(Structured figure records)
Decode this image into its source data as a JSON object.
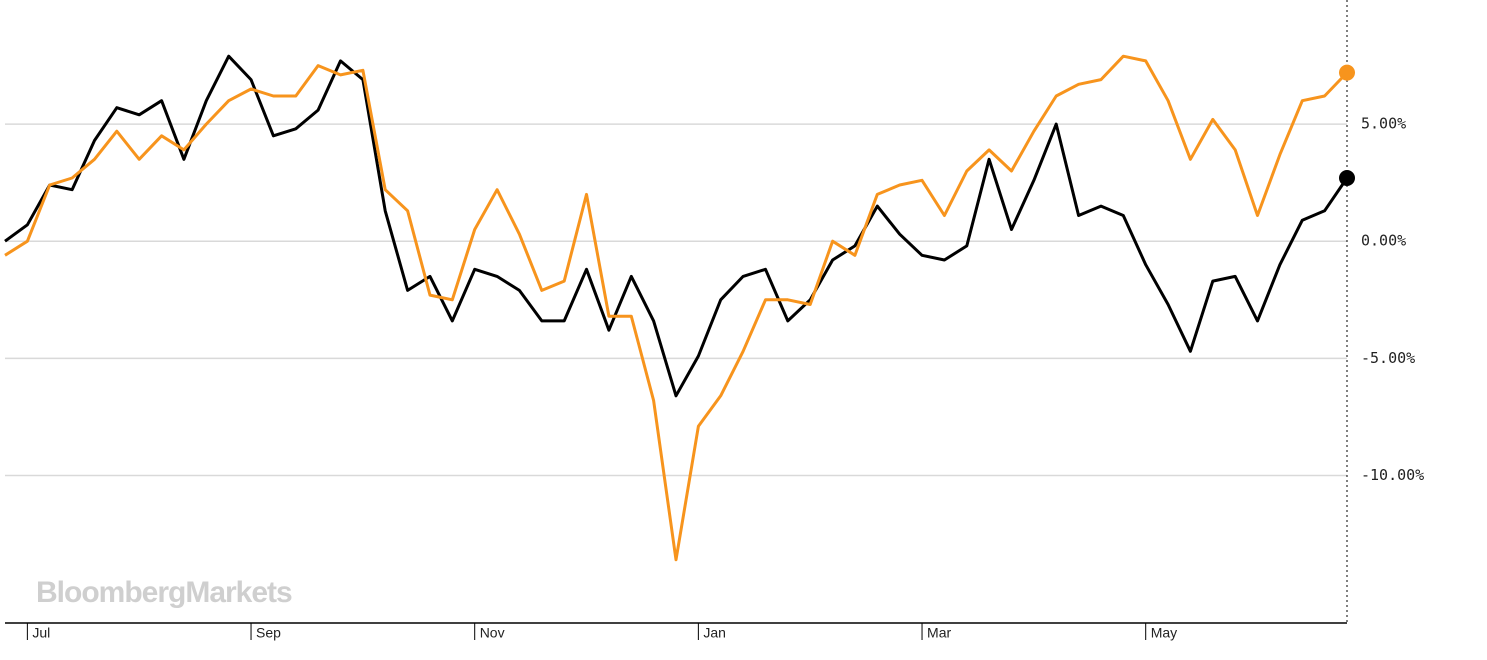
{
  "chart_data": {
    "type": "line",
    "watermark": "BloombergMarkets",
    "categories": [
      null,
      "Jul",
      null,
      null,
      null,
      null,
      null,
      null,
      null,
      null,
      null,
      "Sep",
      null,
      null,
      null,
      null,
      null,
      null,
      null,
      null,
      null,
      "Nov",
      null,
      null,
      null,
      null,
      null,
      null,
      null,
      null,
      null,
      "Jan",
      null,
      null,
      null,
      null,
      null,
      null,
      null,
      null,
      null,
      "Mar",
      null,
      null,
      null,
      null,
      null,
      null,
      null,
      null,
      null,
      "May",
      null,
      null,
      null,
      null,
      null,
      null,
      null,
      null,
      null
    ],
    "series": [
      {
        "color": "#000000",
        "values": [
          0.0,
          0.7,
          2.4,
          2.2,
          4.3,
          5.7,
          5.4,
          6.0,
          3.5,
          6.0,
          7.9,
          6.9,
          4.5,
          4.8,
          5.6,
          7.7,
          6.9,
          1.3,
          -2.1,
          -1.5,
          -3.4,
          -1.2,
          -1.5,
          -2.1,
          -3.4,
          -3.4,
          -1.2,
          -3.8,
          -1.5,
          -3.4,
          -6.6,
          -4.9,
          -2.5,
          -1.5,
          -1.2,
          -3.4,
          -2.5,
          -0.8,
          -0.2,
          1.5,
          0.3,
          -0.6,
          -0.8,
          -0.2,
          3.5,
          0.5,
          2.6,
          5.0,
          1.1,
          1.5,
          1.1,
          -1.0,
          -2.7,
          -4.7,
          -1.7,
          -1.5,
          -3.4,
          -1.0,
          0.9,
          1.3,
          2.7
        ]
      },
      {
        "color": "#f7941d",
        "values": [
          -0.6,
          0.0,
          2.4,
          2.7,
          3.5,
          4.7,
          3.5,
          4.5,
          3.9,
          5.0,
          6.0,
          6.5,
          6.2,
          6.2,
          7.5,
          7.1,
          7.3,
          2.2,
          1.3,
          -2.3,
          -2.5,
          0.5,
          2.2,
          0.3,
          -2.1,
          -1.7,
          2.0,
          -3.2,
          -3.2,
          -6.8,
          -13.6,
          -7.9,
          -6.6,
          -4.7,
          -2.5,
          -2.5,
          -2.7,
          0.0,
          -0.6,
          2.0,
          2.4,
          2.6,
          1.1,
          3.0,
          3.9,
          3.0,
          4.7,
          6.2,
          6.7,
          6.9,
          7.9,
          7.7,
          6.0,
          3.5,
          5.2,
          3.9,
          1.1,
          3.7,
          6.0,
          6.2,
          7.2
        ]
      }
    ],
    "ylim": [
      -16.3,
      10.3
    ],
    "yticks": [
      {
        "value": 5,
        "label": "5.00%"
      },
      {
        "value": 0,
        "label": "0.00%"
      },
      {
        "value": -5,
        "label": "-5.00%"
      },
      {
        "value": -10,
        "label": "-10.00%"
      }
    ],
    "grid": true
  }
}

**Task instructions**. Using the data above, write out every line exactly, leaving the images behind.

**Reply to the exercise**.
Decode this image into its source data as a JSON object.
{
  "chart_data": {
    "type": "line",
    "watermark": "BloombergMarkets",
    "categories": [
      null,
      "Jul",
      null,
      null,
      null,
      null,
      null,
      null,
      null,
      null,
      null,
      "Sep",
      null,
      null,
      null,
      null,
      null,
      null,
      null,
      null,
      null,
      "Nov",
      null,
      null,
      null,
      null,
      null,
      null,
      null,
      null,
      null,
      "Jan",
      null,
      null,
      null,
      null,
      null,
      null,
      null,
      null,
      null,
      "Mar",
      null,
      null,
      null,
      null,
      null,
      null,
      null,
      null,
      null,
      "May",
      null,
      null,
      null,
      null,
      null,
      null,
      null,
      null,
      null
    ],
    "series": [
      {
        "color": "#000000",
        "values": [
          0.0,
          0.7,
          2.4,
          2.2,
          4.3,
          5.7,
          5.4,
          6.0,
          3.5,
          6.0,
          7.9,
          6.9,
          4.5,
          4.8,
          5.6,
          7.7,
          6.9,
          1.3,
          -2.1,
          -1.5,
          -3.4,
          -1.2,
          -1.5,
          -2.1,
          -3.4,
          -3.4,
          -1.2,
          -3.8,
          -1.5,
          -3.4,
          -6.6,
          -4.9,
          -2.5,
          -1.5,
          -1.2,
          -3.4,
          -2.5,
          -0.8,
          -0.2,
          1.5,
          0.3,
          -0.6,
          -0.8,
          -0.2,
          3.5,
          0.5,
          2.6,
          5.0,
          1.1,
          1.5,
          1.1,
          -1.0,
          -2.7,
          -4.7,
          -1.7,
          -1.5,
          -3.4,
          -1.0,
          0.9,
          1.3,
          2.7
        ]
      },
      {
        "color": "#f7941d",
        "values": [
          -0.6,
          0.0,
          2.4,
          2.7,
          3.5,
          4.7,
          3.5,
          4.5,
          3.9,
          5.0,
          6.0,
          6.5,
          6.2,
          6.2,
          7.5,
          7.1,
          7.3,
          2.2,
          1.3,
          -2.3,
          -2.5,
          0.5,
          2.2,
          0.3,
          -2.1,
          -1.7,
          2.0,
          -3.2,
          -3.2,
          -6.8,
          -13.6,
          -7.9,
          -6.6,
          -4.7,
          -2.5,
          -2.5,
          -2.7,
          0.0,
          -0.6,
          2.0,
          2.4,
          2.6,
          1.1,
          3.0,
          3.9,
          3.0,
          4.7,
          6.2,
          6.7,
          6.9,
          7.9,
          7.7,
          6.0,
          3.5,
          5.2,
          3.9,
          1.1,
          3.7,
          6.0,
          6.2,
          7.2
        ]
      }
    ],
    "ylim": [
      -16.3,
      10.3
    ],
    "yticks": [
      {
        "value": 5,
        "label": "5.00%"
      },
      {
        "value": 0,
        "label": "0.00%"
      },
      {
        "value": -5,
        "label": "-5.00%"
      },
      {
        "value": -10,
        "label": "-10.00%"
      }
    ],
    "grid": true
  }
}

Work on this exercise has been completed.